━━━━━ Task material ━━━━━
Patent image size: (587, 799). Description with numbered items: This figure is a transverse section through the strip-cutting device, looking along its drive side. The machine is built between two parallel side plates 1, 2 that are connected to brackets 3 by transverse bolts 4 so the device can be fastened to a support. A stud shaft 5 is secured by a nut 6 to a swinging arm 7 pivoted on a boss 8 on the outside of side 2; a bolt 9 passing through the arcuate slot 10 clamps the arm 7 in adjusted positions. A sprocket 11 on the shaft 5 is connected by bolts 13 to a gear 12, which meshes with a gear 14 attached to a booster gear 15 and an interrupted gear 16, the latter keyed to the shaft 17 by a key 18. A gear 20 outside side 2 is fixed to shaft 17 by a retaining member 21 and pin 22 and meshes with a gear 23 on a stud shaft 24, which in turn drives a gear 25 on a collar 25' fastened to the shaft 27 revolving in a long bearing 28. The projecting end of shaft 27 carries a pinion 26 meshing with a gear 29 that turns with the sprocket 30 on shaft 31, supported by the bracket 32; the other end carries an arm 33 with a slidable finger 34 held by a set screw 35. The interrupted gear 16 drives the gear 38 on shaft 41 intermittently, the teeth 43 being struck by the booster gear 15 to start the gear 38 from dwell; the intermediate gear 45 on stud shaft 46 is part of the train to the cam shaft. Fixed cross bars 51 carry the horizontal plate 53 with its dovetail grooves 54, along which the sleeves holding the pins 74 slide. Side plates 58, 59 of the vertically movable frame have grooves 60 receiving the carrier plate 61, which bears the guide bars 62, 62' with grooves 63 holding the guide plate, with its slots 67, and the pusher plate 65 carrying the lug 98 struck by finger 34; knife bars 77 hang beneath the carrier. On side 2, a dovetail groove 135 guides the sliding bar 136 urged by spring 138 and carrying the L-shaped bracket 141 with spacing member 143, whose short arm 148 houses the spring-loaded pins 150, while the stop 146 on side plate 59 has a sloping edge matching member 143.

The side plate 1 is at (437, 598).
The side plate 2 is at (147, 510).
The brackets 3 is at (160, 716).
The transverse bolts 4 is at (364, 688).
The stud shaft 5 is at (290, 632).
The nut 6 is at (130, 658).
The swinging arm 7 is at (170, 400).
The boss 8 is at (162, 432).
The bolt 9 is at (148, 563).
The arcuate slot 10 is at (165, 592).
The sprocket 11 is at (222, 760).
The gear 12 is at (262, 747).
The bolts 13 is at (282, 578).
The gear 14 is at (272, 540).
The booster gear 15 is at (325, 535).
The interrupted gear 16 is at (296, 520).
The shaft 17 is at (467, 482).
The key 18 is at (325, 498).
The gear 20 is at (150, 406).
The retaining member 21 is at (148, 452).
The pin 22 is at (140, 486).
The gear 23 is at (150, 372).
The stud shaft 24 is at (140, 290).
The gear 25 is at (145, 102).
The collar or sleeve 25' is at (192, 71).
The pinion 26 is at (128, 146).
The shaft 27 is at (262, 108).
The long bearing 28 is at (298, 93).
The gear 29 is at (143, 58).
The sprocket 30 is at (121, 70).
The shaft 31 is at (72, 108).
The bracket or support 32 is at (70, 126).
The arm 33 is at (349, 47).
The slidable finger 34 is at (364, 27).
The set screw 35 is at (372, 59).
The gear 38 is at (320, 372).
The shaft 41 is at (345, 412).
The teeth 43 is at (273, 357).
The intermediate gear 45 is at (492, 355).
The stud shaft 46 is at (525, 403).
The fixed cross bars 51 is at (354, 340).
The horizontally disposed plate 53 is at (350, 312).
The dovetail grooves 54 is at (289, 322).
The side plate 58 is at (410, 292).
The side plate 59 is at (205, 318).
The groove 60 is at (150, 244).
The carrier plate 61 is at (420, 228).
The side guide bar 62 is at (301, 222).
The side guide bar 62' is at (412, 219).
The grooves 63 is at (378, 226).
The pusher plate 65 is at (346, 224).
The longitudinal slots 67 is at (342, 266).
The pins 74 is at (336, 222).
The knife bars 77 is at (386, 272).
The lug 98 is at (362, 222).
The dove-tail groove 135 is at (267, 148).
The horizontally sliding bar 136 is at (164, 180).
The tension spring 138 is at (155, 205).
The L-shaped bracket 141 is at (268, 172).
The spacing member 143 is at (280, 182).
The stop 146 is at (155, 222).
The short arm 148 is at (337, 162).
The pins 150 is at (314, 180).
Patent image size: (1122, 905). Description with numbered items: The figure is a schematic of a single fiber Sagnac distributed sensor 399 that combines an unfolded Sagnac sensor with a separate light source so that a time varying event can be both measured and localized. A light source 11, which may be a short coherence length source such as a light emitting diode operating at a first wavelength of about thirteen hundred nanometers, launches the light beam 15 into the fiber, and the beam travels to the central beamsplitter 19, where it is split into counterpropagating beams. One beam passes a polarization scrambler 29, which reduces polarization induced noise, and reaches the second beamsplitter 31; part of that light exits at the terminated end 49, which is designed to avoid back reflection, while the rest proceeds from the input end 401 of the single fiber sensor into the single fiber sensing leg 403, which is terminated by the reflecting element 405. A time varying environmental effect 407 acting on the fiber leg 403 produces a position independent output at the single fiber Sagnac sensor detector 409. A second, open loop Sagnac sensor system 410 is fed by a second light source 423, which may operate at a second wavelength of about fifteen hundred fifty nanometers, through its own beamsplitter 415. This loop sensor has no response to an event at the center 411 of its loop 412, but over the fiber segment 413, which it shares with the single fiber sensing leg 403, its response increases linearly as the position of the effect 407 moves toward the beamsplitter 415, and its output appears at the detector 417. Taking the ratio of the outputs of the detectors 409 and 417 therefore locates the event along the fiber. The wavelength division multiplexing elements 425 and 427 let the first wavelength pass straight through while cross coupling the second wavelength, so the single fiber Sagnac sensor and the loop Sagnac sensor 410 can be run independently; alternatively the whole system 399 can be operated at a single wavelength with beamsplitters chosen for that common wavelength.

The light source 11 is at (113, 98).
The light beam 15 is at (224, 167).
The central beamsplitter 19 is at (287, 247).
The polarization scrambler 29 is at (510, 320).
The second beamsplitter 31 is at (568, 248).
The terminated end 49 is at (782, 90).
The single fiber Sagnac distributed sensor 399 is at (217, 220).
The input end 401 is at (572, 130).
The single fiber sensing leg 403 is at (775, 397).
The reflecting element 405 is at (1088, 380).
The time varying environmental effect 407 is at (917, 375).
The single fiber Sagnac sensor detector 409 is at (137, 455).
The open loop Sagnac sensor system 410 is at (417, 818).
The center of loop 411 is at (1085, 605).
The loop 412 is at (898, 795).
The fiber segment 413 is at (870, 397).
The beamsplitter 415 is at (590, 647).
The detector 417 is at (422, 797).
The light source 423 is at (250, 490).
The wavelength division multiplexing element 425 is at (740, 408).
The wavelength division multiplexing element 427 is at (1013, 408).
━━━━━
• **What you should do**
Can you lay out the rows as a numbered list, starting at the line that has "Patent image size: (1122, 905)." and ending after the line that has "The polarization scrambler", with blank lines left out?

• **The result**
1. Patent image size: (1122, 905). Description with numbered items: The figure is a schematic of a single fiber Sagnac distributed sensor 399 that combines an unfolded Sagnac sensor with a separate light source so that a time varying event can be both measured and localized. A light source 11, which may be a short coherence length source such as a light emitting diode operating at a first wavelength of about thirteen hundred nanometers, launches the light beam 15 into the fiber, and the beam travels to the central beamsplitter 19, where it is split into counterpropagating beams. One beam passes a polarization scrambler 29, which reduces polarization induced noise, and reaches the second beamsplitter 31; part of that light exits at the terminated end 49, which is designed to avoid back reflection, while the rest proceeds from the input end 401 of the single fiber sensor into the single fiber sensing leg 403, which is terminated by the reflecting element 405. A time varying environmental effect 407 acting on the fiber leg 403 produces a position independent output at the single fiber Sagnac sensor detector 409. A second, open loop Sagnac sensor system 410 is fed by a second light source 423, which may operate at a second wavelength of about fifteen hundred fifty nanometers, through its own beamsplitter 415. This loop sensor has no response to an event at the center 411 of its loop 412, but over the fiber segment 413, which it shares with the single fiber sensing leg 403, its response increases linearly as the position of the effect 407 moves toward the beamsplitter 415, and its output appears at the detector 417. Taking the ratio of the outputs of the detectors 409 and 417 therefore locates the event along the fiber. The wavelength division multiplexing elements 425 and 427 let the first wavelength pass straight through while cross coupling the second wavelength, so the single fiber Sagnac sensor and the loop Sagnac sensor 410 can be run independently; alternatively the whole system 399 can be operated at a single wavelength with beamsplitters chosen for that common wavelength.
2. The light source 11 is at (113, 98).
3. The light beam 15 is at (224, 167).
4. The central beamsplitter 19 is at (287, 247).
5. The polarization scrambler 29 is at (510, 320).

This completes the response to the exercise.